The task: Under this task are some entries; return every one of them exactly.

======== Provided entries

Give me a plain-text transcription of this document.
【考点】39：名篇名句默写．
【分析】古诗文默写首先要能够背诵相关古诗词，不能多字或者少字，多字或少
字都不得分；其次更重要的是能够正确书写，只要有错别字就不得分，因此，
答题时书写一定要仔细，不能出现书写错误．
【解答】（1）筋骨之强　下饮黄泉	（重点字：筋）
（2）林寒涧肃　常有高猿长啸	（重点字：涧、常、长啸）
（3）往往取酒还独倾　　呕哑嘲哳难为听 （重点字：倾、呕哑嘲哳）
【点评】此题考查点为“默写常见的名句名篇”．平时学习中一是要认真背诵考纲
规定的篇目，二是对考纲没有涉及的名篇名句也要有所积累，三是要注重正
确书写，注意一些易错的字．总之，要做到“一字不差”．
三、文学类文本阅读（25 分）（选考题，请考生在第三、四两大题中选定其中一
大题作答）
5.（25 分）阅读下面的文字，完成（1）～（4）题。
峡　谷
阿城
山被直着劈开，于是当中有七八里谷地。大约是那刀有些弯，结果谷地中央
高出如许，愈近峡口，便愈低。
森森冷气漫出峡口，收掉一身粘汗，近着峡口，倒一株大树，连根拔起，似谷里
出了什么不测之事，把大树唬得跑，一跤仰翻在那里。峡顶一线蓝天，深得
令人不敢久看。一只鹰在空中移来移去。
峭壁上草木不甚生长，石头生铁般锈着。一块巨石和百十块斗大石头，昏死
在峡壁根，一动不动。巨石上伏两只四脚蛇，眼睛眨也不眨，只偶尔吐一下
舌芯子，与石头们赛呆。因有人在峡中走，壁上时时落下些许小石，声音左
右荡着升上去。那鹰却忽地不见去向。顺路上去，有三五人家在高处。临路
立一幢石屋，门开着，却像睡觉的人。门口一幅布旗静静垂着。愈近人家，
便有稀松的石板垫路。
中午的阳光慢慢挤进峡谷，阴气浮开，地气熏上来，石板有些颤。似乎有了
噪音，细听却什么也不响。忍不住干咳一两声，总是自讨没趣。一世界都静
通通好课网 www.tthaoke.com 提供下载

================

Task response:
Give me a plain-text transcription of this document.
【考点】39：名篇名句默写．
【分析】古诗文默写首先要能够背诵相关古诗词，不能多字或者少字，多字或少
字都不得分；其次更重要的是能够正确书写，只要有错别字就不得分，因此，
答题时书写一定要仔细，不能出现书写错误．
【解答】（1）筋骨之强　下饮黄泉	（重点字：筋）
（2）林寒涧肃　常有高猿长啸	（重点字：涧、常、长啸）
（3）往往取酒还独倾　　呕哑嘲哳难为听 （重点字：倾、呕哑嘲哳）
【点评】此题考查点为“默写常见的名句名篇”．平时学习中一是要认真背诵考纲
规定的篇目，二是对考纲没有涉及的名篇名句也要有所积累，三是要注重正
确书写，注意一些易错的字．总之，要做到“一字不差”．
三、文学类文本阅读（25 分）（选考题，请考生在第三、四两大题中选定其中一
大题作答）
5.（25 分）阅读下面的文字，完成（1）～（4）题。
峡　谷
阿城
山被直着劈开，于是当中有七八里谷地。大约是那刀有些弯，结果谷地中央
高出如许，愈近峡口，便愈低。
森森冷气漫出峡口，收掉一身粘汗，近着峡口，倒一株大树，连根拔起，似谷里
出了什么不测之事，把大树唬得跑，一跤仰翻在那里。峡顶一线蓝天，深得
令人不敢久看。一只鹰在空中移来移去。
峭壁上草木不甚生长，石头生铁般锈着。一块巨石和百十块斗大石头，昏死
在峡壁根，一动不动。巨石上伏两只四脚蛇，眼睛眨也不眨，只偶尔吐一下
舌芯子，与石头们赛呆。因有人在峡中走，壁上时时落下些许小石，声音左
右荡着升上去。那鹰却忽地不见去向。顺路上去，有三五人家在高处。临路
立一幢石屋，门开着，却像睡觉的人。门口一幅布旗静静垂着。愈近人家，
便有稀松的石板垫路。
中午的阳光慢慢挤进峡谷，阴气浮开，地气熏上来，石板有些颤。似乎有了
噪音，细听却什么也不响。忍不住干咳一两声，总是自讨没趣。一世界都静
通通好课网 www.tthaoke.com 提供下载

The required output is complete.